** Begin AVAILABLE DATA **
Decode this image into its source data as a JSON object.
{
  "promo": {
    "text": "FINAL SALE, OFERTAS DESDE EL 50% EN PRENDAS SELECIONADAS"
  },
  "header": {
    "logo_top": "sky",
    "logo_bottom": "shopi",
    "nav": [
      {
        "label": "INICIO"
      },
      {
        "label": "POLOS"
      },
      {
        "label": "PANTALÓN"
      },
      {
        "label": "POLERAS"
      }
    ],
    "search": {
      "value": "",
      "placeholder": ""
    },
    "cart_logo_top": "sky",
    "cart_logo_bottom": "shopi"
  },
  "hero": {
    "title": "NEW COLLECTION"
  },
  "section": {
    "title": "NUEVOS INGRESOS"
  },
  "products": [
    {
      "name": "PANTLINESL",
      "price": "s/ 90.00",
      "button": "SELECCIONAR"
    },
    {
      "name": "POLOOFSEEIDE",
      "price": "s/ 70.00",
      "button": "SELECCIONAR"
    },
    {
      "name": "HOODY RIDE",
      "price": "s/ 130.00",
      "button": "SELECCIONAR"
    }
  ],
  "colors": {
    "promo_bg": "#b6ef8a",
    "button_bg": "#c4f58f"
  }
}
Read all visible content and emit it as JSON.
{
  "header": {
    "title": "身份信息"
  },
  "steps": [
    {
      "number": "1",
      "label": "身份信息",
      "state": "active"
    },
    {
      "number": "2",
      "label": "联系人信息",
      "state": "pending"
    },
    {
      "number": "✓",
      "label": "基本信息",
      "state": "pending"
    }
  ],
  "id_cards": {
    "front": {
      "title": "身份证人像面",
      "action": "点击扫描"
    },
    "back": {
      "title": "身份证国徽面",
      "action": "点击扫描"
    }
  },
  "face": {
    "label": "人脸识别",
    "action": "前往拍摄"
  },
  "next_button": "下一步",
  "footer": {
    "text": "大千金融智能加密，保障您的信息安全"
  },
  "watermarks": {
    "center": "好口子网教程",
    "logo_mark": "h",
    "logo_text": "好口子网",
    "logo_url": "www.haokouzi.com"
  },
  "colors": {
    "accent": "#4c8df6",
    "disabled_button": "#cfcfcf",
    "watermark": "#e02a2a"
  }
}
** End AVAILABLE DATA **
DIRECTIONS FOR THIS TASK:
Your task is to pick out every line with the string "name" and copy it.

ANSWER FOR THIS EXERCISE:
      "name": "PANTLINESL",
      "name": "POLOOFSEEIDE",
      "name": "HOODY RIDE",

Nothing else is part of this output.